> _Task_: Transcribe every entry below word for word, but skip the pictures.

**********

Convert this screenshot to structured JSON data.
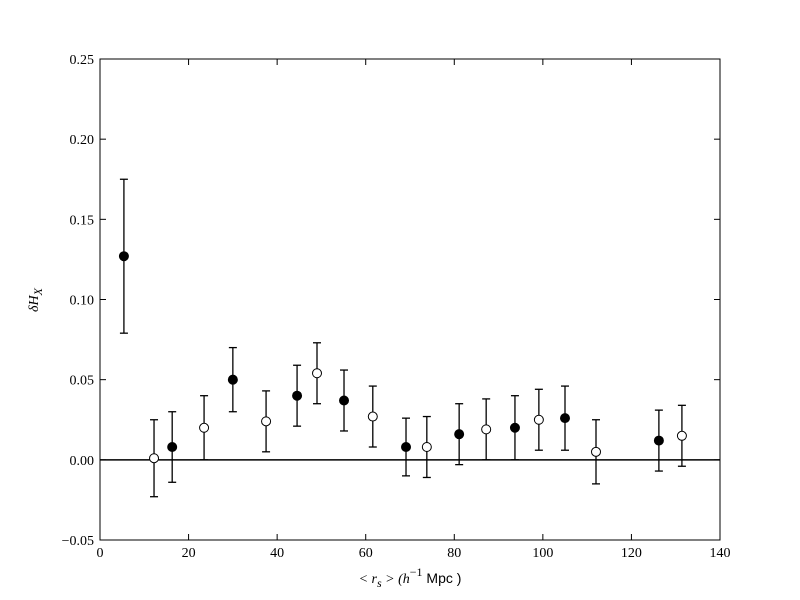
{
  "chart_data": {
    "type": "errorbar",
    "xlabel": {
      "pre": "< r",
      "sub": "s",
      "mid": " > (h",
      "sup": "−1",
      "post": " Mpc )"
    },
    "ylabel": {
      "main": "δH",
      "sub": "X"
    },
    "xlim": [
      0,
      140
    ],
    "ylim": [
      -0.05,
      0.25
    ],
    "xticks": [
      0,
      20,
      40,
      60,
      80,
      100,
      120,
      140
    ],
    "yticks": [
      {
        "value": -0.05,
        "label": "−0.05"
      },
      {
        "value": 0,
        "label": "0.00"
      },
      0.05,
      {
        "value": 0.1,
        "label": "0.10"
      },
      0.15,
      {
        "value": 0.2,
        "label": "0.20"
      },
      0.25
    ],
    "axhline": 0,
    "series": [
      {
        "marker": "filled",
        "color": "#000000",
        "x": [
          5.4,
          16.3,
          30.0,
          44.5,
          55.1,
          69.1,
          81.1,
          93.7,
          105.0,
          126.2
        ],
        "values": [
          0.127,
          0.008,
          0.05,
          0.04,
          0.037,
          0.008,
          0.016,
          0.02,
          0.026,
          0.012
        ],
        "errors": [
          0.048,
          0.022,
          0.02,
          0.019,
          0.019,
          0.018,
          0.019,
          0.02,
          0.02,
          0.019
        ]
      },
      {
        "marker": "open",
        "color": "#000000",
        "x": [
          12.2,
          23.5,
          37.5,
          49.0,
          61.6,
          73.8,
          87.2,
          99.1,
          112.0,
          131.4
        ],
        "values": [
          0.001,
          0.02,
          0.024,
          0.054,
          0.027,
          0.008,
          0.019,
          0.025,
          0.005,
          0.015
        ],
        "errors": [
          0.024,
          0.02,
          0.019,
          0.019,
          0.019,
          0.019,
          0.019,
          0.019,
          0.02,
          0.019
        ]
      }
    ]
  }
}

**********

> _Result of the task_:
Convert this screenshot to structured JSON data.
{
  "chart_data": {
    "type": "errorbar",
    "xlabel": {
      "pre": "< r",
      "sub": "s",
      "mid": " > (h",
      "sup": "−1",
      "post": " Mpc )"
    },
    "ylabel": {
      "main": "δH",
      "sub": "X"
    },
    "xlim": [
      0,
      140
    ],
    "ylim": [
      -0.05,
      0.25
    ],
    "xticks": [
      0,
      20,
      40,
      60,
      80,
      100,
      120,
      140
    ],
    "yticks": [
      {
        "value": -0.05,
        "label": "−0.05"
      },
      {
        "value": 0,
        "label": "0.00"
      },
      0.05,
      {
        "value": 0.1,
        "label": "0.10"
      },
      0.15,
      {
        "value": 0.2,
        "label": "0.20"
      },
      0.25
    ],
    "axhline": 0,
    "series": [
      {
        "marker": "filled",
        "color": "#000000",
        "x": [
          5.4,
          16.3,
          30.0,
          44.5,
          55.1,
          69.1,
          81.1,
          93.7,
          105.0,
          126.2
        ],
        "values": [
          0.127,
          0.008,
          0.05,
          0.04,
          0.037,
          0.008,
          0.016,
          0.02,
          0.026,
          0.012
        ],
        "errors": [
          0.048,
          0.022,
          0.02,
          0.019,
          0.019,
          0.018,
          0.019,
          0.02,
          0.02,
          0.019
        ]
      },
      {
        "marker": "open",
        "color": "#000000",
        "x": [
          12.2,
          23.5,
          37.5,
          49.0,
          61.6,
          73.8,
          87.2,
          99.1,
          112.0,
          131.4
        ],
        "values": [
          0.001,
          0.02,
          0.024,
          0.054,
          0.027,
          0.008,
          0.019,
          0.025,
          0.005,
          0.015
        ],
        "errors": [
          0.024,
          0.02,
          0.019,
          0.019,
          0.019,
          0.019,
          0.019,
          0.019,
          0.02,
          0.019
        ]
      }
    ]
  }
}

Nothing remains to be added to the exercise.